WHAT TO DO
Please count the lines in the listing below where the word "Global" appears. Give the number only.
++++++++++++++++++++
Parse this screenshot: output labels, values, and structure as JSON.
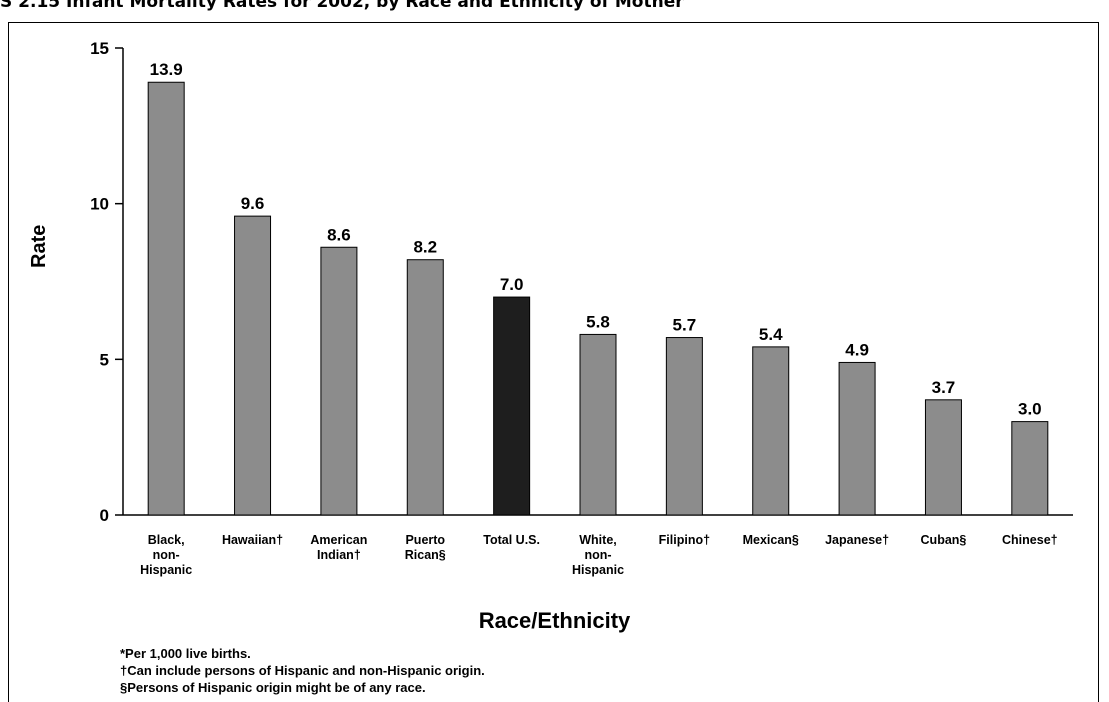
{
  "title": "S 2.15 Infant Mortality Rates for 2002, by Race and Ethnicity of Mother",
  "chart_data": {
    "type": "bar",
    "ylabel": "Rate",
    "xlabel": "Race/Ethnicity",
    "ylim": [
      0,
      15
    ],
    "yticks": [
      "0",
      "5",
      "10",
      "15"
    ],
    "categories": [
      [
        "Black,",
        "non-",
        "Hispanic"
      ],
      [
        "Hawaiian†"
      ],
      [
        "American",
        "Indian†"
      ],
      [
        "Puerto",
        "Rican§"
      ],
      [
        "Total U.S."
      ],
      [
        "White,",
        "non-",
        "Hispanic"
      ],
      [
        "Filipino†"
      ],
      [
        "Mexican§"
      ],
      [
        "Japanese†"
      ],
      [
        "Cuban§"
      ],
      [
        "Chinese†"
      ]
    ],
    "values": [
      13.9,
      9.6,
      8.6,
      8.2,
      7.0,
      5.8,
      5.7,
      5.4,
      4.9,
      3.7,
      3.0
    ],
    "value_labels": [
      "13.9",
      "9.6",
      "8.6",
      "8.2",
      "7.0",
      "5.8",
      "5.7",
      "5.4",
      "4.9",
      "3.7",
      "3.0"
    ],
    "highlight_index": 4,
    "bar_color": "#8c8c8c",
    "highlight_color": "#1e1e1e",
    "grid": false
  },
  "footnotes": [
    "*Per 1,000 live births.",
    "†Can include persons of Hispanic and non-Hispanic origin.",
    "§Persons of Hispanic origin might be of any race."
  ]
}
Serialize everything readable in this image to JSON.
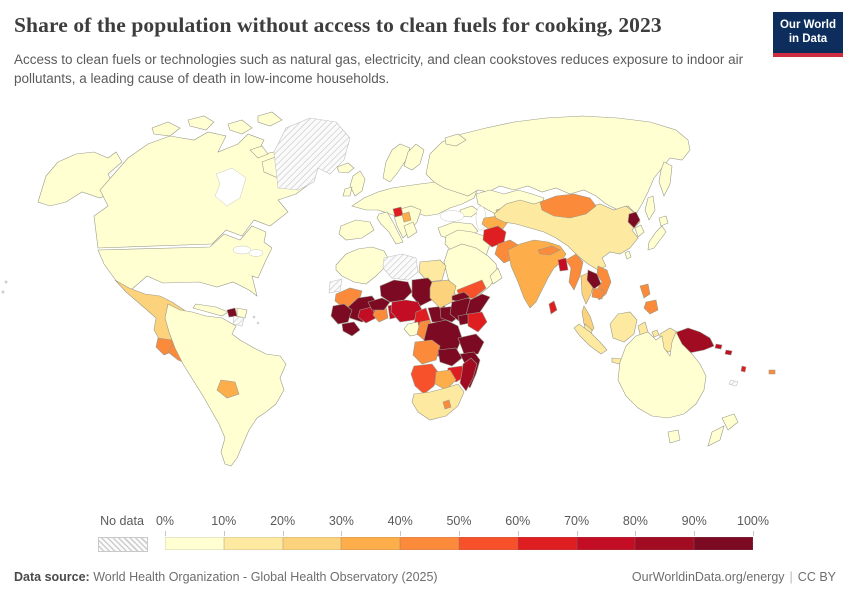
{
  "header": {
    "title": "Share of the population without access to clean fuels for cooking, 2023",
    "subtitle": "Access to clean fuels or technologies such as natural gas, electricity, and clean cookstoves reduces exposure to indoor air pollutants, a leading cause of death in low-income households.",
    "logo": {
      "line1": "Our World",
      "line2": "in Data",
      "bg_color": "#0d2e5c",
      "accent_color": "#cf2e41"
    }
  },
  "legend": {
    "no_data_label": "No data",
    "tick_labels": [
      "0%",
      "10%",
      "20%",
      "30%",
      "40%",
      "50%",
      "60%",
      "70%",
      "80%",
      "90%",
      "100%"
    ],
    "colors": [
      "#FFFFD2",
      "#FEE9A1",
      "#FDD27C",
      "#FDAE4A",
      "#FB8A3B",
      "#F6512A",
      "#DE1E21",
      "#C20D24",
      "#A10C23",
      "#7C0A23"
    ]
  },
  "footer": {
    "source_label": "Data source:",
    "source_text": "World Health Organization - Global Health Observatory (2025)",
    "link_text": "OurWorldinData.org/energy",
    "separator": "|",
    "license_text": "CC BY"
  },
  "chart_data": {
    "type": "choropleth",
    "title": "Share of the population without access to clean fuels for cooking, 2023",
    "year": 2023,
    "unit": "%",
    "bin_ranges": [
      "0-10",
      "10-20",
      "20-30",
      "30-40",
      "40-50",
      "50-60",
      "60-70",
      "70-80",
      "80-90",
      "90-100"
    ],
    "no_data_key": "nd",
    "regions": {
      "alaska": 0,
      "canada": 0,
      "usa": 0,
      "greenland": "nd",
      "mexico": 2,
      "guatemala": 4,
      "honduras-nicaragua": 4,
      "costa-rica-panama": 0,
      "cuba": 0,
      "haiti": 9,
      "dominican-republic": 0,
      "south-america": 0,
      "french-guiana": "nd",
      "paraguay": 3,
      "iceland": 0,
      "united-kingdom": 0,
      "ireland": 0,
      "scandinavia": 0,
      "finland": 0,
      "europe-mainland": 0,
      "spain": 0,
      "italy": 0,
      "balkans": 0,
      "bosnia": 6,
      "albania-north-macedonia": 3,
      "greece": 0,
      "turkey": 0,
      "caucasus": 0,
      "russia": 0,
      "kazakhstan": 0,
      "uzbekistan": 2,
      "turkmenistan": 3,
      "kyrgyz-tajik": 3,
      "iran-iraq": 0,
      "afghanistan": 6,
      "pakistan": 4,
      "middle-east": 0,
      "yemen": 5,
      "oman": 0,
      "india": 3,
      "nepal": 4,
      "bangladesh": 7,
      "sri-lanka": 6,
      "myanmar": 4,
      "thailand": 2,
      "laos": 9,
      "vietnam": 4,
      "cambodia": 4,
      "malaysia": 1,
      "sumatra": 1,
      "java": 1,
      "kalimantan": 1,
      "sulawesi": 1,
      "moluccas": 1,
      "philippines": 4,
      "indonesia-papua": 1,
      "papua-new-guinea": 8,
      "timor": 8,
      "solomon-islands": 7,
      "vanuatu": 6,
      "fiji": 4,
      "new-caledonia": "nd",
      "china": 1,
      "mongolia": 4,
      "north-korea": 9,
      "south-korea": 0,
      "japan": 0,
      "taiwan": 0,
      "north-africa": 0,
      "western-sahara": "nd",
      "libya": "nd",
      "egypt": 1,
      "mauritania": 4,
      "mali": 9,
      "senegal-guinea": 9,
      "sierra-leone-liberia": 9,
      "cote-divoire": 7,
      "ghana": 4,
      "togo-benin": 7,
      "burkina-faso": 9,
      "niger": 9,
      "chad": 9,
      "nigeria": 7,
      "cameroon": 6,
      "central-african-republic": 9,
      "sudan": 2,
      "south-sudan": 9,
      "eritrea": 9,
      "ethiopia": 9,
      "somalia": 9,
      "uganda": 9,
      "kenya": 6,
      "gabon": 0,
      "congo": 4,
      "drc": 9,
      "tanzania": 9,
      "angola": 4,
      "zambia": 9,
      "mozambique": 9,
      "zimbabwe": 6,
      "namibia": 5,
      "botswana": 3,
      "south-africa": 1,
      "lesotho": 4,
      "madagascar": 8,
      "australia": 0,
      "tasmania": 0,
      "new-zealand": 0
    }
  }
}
++++++++++++++++++++
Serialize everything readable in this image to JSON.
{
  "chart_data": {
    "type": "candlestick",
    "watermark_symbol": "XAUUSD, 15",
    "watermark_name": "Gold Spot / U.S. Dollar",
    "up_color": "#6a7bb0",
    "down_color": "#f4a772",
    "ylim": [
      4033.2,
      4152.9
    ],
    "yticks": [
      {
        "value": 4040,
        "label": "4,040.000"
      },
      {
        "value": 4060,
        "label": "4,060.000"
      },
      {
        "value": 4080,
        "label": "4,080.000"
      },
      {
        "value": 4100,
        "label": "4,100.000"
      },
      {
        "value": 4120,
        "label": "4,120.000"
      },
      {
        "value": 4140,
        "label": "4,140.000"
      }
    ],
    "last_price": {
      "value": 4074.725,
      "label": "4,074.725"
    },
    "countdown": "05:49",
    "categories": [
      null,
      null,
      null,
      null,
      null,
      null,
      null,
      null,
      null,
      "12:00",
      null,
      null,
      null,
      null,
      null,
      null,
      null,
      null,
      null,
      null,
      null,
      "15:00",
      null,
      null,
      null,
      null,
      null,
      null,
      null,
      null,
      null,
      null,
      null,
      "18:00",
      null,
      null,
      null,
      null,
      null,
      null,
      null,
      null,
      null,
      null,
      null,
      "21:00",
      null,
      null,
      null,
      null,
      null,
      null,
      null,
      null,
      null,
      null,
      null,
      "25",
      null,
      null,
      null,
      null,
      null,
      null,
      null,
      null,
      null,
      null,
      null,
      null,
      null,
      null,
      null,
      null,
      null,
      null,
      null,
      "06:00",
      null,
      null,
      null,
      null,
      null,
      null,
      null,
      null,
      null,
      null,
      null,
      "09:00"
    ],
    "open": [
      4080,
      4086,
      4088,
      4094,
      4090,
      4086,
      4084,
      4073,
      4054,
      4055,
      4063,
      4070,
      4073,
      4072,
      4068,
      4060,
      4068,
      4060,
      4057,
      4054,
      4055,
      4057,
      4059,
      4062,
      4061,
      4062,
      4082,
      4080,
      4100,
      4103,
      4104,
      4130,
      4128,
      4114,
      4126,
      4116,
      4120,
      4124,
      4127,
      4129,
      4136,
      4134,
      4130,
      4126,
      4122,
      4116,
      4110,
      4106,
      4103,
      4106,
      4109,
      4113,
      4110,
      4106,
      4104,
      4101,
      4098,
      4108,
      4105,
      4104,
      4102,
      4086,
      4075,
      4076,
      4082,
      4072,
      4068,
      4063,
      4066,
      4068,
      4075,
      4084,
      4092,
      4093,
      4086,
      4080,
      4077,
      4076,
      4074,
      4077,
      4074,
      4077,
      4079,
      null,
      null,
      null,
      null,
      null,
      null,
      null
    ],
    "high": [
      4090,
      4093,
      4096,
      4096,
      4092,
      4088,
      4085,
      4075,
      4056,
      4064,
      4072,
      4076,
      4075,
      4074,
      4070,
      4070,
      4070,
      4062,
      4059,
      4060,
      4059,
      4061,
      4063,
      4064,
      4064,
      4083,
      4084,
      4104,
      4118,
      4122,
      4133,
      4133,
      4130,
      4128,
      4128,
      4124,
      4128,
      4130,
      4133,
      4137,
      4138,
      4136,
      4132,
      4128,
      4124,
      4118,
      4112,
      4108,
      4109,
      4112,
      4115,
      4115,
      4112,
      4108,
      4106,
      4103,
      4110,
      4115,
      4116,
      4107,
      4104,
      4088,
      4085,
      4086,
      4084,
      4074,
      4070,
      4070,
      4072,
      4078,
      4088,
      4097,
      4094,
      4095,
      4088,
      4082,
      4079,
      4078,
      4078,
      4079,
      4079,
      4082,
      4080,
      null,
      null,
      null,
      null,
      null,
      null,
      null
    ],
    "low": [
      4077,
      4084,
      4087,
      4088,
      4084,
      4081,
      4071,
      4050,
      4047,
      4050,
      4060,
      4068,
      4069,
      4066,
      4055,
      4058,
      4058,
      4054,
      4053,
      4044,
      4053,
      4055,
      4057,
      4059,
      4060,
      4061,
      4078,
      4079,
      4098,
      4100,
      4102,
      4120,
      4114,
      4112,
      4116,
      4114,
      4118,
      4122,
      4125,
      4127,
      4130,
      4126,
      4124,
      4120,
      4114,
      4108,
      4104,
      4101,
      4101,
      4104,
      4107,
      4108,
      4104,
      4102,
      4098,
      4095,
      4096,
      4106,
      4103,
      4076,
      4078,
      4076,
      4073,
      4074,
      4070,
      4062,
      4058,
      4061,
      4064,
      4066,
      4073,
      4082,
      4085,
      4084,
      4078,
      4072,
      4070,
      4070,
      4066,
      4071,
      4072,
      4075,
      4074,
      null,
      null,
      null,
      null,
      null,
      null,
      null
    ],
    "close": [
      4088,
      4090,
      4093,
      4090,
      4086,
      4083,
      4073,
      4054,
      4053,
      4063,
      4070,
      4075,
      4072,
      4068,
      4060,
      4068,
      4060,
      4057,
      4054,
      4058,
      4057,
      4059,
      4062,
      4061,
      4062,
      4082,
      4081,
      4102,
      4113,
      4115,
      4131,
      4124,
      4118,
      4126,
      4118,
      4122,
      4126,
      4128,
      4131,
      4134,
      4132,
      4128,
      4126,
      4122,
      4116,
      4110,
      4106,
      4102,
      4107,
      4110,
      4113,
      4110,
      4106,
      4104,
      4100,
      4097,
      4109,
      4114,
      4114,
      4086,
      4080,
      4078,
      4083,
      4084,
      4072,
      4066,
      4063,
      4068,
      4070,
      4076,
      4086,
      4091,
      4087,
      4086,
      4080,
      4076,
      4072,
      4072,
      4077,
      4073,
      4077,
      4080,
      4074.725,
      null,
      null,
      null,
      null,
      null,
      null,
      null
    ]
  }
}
++++++++++++++++++++
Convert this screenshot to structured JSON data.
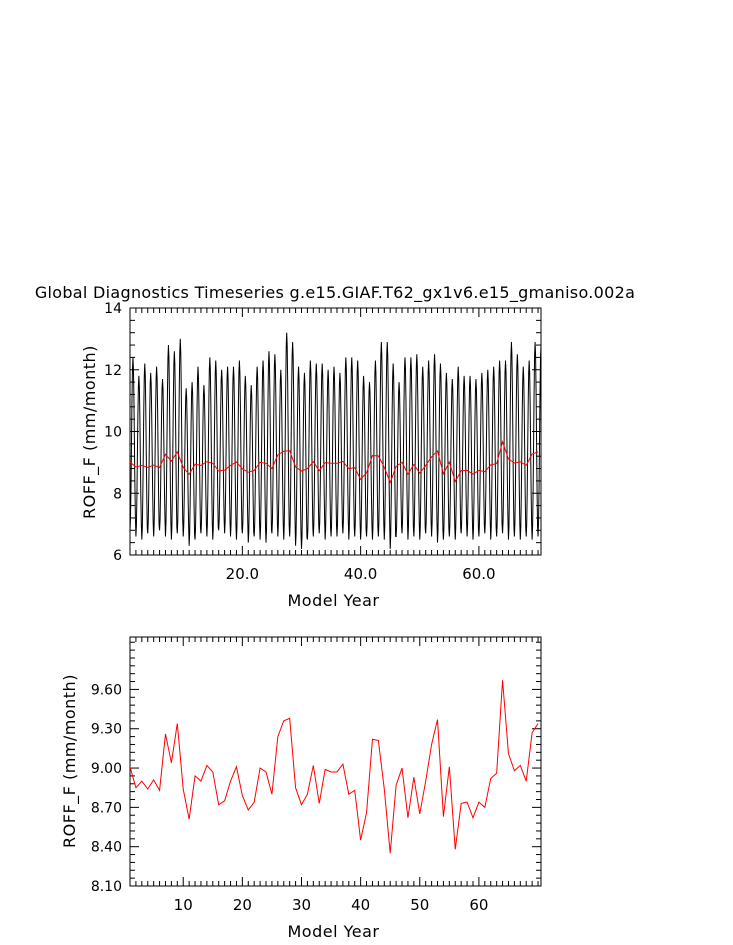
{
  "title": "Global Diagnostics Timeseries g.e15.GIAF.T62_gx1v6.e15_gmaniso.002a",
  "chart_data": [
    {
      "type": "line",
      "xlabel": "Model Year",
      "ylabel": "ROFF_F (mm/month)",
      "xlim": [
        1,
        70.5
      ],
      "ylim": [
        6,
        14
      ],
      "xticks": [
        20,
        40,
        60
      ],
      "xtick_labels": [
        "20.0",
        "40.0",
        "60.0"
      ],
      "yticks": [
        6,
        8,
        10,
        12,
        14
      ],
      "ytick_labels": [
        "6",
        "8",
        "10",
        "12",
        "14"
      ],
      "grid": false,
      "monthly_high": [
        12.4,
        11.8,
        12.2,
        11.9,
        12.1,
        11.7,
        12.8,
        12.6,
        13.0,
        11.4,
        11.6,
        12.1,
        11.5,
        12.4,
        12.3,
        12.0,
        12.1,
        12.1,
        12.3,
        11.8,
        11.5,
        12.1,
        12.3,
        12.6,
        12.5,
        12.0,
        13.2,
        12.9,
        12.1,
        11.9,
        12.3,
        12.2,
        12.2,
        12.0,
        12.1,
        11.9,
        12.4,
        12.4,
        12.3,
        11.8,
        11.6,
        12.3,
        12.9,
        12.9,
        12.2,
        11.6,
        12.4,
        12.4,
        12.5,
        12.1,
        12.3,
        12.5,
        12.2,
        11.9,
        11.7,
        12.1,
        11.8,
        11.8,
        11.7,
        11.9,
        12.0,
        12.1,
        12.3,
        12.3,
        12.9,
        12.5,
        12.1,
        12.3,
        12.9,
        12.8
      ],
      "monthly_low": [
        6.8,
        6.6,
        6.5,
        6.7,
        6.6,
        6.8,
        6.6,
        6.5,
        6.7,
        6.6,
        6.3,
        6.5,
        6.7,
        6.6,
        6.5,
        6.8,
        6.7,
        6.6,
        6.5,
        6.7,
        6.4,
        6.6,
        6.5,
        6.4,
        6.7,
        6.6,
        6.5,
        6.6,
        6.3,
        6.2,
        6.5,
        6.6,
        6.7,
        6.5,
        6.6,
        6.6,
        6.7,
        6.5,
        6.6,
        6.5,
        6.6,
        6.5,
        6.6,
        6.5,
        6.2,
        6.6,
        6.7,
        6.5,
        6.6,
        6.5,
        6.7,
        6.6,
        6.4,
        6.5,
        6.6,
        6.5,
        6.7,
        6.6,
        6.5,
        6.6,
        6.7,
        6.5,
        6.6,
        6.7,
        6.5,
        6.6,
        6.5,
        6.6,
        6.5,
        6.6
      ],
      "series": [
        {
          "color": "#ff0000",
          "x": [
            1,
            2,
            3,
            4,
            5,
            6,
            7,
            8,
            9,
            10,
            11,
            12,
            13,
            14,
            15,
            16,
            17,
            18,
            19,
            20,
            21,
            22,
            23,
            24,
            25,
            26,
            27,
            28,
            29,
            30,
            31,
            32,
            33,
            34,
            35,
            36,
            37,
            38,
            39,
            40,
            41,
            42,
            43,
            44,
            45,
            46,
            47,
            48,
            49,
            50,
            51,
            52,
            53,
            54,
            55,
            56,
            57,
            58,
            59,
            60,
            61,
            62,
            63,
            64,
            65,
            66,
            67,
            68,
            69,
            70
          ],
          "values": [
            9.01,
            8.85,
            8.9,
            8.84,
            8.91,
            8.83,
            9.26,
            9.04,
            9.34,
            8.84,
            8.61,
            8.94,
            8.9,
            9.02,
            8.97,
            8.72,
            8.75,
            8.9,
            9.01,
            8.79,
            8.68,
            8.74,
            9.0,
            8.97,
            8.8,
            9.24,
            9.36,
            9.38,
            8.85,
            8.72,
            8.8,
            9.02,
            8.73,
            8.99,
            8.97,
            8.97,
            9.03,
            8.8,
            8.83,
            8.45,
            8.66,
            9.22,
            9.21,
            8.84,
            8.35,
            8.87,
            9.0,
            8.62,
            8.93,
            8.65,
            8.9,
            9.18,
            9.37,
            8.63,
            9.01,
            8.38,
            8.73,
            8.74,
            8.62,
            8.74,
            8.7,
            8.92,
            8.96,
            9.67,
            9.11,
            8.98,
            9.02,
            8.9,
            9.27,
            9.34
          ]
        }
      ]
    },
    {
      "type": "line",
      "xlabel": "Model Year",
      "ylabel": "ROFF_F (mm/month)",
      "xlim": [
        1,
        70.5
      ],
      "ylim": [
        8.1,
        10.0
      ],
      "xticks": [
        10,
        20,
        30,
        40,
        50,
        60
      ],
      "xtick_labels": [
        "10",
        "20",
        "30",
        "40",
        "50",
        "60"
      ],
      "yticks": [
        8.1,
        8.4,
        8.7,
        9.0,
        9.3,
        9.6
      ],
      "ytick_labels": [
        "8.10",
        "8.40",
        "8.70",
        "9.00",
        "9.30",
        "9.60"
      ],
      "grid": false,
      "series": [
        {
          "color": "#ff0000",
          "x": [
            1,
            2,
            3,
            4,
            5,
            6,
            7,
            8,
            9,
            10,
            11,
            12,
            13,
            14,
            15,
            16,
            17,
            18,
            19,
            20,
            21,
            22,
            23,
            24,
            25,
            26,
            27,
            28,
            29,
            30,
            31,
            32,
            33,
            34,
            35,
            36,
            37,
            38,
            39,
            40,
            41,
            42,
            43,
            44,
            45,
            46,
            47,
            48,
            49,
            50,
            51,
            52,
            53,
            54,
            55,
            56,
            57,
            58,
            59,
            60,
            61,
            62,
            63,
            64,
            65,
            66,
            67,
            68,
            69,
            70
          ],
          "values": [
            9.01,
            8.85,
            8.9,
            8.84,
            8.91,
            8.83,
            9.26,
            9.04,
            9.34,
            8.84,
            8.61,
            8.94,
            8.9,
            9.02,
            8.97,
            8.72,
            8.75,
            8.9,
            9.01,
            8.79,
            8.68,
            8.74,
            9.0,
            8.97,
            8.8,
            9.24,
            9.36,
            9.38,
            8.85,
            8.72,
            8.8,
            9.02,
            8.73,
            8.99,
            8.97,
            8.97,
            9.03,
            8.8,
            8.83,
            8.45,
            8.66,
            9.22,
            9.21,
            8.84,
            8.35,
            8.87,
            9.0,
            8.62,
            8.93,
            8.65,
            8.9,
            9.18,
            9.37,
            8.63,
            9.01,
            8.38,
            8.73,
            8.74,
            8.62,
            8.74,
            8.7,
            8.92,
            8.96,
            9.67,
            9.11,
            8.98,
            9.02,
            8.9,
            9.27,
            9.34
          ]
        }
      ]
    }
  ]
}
++++++++++++++++++++
EXERCISE RESULT
2